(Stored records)
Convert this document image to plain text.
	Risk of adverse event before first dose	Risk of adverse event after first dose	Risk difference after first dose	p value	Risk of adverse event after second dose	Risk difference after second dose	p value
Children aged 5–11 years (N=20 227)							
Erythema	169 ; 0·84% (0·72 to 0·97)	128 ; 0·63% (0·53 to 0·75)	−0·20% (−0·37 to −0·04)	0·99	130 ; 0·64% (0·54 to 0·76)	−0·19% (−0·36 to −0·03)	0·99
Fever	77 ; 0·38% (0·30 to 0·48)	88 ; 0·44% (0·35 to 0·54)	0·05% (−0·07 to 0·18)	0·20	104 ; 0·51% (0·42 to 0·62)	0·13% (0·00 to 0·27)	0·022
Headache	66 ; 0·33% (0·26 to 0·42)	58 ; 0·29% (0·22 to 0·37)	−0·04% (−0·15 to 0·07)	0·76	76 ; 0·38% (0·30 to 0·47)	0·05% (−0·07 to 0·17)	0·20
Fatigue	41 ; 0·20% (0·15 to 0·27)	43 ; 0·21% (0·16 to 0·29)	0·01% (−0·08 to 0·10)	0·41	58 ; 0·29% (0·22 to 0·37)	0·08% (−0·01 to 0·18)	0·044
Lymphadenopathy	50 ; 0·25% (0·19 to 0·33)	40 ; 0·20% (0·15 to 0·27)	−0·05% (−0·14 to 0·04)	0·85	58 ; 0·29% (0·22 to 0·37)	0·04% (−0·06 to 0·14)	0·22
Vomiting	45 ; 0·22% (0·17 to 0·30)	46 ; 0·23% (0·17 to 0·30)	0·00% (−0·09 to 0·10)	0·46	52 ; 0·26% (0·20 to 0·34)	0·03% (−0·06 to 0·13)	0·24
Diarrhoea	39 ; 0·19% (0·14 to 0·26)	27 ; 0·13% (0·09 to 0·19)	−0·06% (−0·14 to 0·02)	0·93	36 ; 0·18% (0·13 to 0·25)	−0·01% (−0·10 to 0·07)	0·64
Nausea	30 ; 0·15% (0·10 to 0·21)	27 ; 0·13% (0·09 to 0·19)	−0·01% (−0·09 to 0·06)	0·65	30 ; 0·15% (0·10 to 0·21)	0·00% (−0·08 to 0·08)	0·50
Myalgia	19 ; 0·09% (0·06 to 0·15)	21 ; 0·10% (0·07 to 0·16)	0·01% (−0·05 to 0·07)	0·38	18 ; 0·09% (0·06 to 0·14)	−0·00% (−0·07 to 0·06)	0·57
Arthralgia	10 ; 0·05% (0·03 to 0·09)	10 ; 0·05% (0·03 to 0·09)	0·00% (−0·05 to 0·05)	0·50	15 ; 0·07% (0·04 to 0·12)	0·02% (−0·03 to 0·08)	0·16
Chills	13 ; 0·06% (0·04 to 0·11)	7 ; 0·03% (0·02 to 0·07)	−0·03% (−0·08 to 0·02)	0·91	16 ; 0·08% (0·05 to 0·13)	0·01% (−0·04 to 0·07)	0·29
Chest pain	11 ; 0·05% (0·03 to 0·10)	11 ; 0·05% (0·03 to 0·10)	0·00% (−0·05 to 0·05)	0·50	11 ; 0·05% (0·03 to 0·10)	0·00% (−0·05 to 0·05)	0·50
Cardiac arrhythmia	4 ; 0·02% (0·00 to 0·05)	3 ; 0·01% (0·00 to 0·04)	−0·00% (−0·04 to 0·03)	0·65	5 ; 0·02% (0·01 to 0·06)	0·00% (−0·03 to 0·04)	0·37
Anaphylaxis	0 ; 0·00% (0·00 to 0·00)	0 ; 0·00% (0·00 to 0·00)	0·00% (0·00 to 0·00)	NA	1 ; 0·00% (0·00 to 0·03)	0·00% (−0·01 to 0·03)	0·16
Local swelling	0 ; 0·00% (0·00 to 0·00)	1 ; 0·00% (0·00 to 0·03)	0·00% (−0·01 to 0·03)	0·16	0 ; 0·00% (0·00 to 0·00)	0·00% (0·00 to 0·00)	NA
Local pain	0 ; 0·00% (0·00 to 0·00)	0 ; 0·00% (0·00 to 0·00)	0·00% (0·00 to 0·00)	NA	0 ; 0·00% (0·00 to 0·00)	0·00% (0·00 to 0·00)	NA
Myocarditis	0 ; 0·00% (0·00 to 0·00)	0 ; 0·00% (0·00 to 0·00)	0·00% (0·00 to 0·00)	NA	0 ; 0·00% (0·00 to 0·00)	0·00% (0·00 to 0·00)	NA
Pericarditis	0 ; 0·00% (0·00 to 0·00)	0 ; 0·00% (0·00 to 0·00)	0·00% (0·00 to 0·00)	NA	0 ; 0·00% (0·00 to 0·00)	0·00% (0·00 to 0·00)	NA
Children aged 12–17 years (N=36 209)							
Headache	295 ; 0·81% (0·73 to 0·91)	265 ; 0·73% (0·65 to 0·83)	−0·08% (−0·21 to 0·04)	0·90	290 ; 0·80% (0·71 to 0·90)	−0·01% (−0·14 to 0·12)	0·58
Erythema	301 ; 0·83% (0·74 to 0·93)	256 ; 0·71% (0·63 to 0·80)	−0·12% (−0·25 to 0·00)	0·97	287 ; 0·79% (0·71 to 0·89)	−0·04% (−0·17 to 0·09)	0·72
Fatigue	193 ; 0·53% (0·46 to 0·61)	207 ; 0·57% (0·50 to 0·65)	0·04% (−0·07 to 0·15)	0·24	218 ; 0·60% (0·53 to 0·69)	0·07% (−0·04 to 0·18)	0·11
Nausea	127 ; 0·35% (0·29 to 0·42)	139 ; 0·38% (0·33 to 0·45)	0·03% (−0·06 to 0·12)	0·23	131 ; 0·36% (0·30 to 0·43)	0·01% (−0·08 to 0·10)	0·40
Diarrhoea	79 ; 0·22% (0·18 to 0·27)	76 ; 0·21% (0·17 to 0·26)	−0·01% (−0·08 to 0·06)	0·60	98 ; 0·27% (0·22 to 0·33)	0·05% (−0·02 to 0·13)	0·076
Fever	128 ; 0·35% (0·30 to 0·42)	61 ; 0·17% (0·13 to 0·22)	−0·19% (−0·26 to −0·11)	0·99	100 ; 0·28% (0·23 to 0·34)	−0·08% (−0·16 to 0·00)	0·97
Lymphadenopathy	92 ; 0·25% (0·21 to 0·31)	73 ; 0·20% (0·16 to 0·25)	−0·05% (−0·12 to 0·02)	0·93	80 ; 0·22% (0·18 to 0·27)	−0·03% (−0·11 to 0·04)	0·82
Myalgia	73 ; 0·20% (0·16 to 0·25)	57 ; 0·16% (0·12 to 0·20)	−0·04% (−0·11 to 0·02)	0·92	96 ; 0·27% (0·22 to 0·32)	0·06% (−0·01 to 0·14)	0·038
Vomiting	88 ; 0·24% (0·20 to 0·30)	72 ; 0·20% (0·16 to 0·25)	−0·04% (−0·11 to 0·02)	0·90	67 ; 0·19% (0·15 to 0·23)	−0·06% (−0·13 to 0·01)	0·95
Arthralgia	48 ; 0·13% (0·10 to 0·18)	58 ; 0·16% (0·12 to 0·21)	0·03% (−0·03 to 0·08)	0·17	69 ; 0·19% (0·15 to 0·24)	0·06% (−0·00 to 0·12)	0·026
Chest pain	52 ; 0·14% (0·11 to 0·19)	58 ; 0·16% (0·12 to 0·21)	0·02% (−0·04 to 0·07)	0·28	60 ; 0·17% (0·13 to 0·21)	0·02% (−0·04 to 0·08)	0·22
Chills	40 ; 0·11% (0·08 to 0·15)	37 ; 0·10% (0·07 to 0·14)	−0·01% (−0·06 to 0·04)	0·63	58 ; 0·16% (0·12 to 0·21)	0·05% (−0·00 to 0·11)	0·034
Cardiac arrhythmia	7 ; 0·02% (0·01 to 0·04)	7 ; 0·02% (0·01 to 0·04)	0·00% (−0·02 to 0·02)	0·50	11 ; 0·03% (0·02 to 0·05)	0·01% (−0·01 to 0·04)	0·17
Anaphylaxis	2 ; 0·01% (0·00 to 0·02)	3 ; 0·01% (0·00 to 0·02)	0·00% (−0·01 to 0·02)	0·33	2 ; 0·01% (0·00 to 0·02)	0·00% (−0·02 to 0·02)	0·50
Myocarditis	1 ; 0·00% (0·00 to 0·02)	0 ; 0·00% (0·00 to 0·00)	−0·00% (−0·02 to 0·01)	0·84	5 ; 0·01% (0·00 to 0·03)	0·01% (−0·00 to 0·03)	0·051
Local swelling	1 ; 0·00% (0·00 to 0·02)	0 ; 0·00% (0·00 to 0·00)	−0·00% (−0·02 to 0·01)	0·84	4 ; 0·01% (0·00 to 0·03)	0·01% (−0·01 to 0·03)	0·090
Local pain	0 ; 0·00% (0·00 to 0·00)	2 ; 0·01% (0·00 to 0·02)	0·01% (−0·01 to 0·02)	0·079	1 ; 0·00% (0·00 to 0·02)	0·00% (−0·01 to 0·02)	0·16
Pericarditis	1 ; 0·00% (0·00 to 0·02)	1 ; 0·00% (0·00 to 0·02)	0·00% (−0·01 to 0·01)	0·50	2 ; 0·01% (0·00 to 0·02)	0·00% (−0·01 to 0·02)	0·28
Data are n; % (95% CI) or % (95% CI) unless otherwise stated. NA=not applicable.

**Job**
Report every line containing the word "Pericarditis" from the listing above.

**Answer to this exercise**
Pericarditis	0 ; 0·00% (0·00 to 0·00)	0 ; 0·00% (0·00 to 0·00)	0·00% (0·00 to 0·00)	NA	0 ; 0·00% (0·00 to 0·00)	0·00% (0·00 to 0·00)	NA
Pericarditis	1 ; 0·00% (0·00 to 0·02)	1 ; 0·00% (0·00 to 0·02)	0·00% (−0·01 to 0·01)	0·50	2 ; 0·01% (0·00 to 0·02)	0·00% (−0·01 to 0·02)	0·28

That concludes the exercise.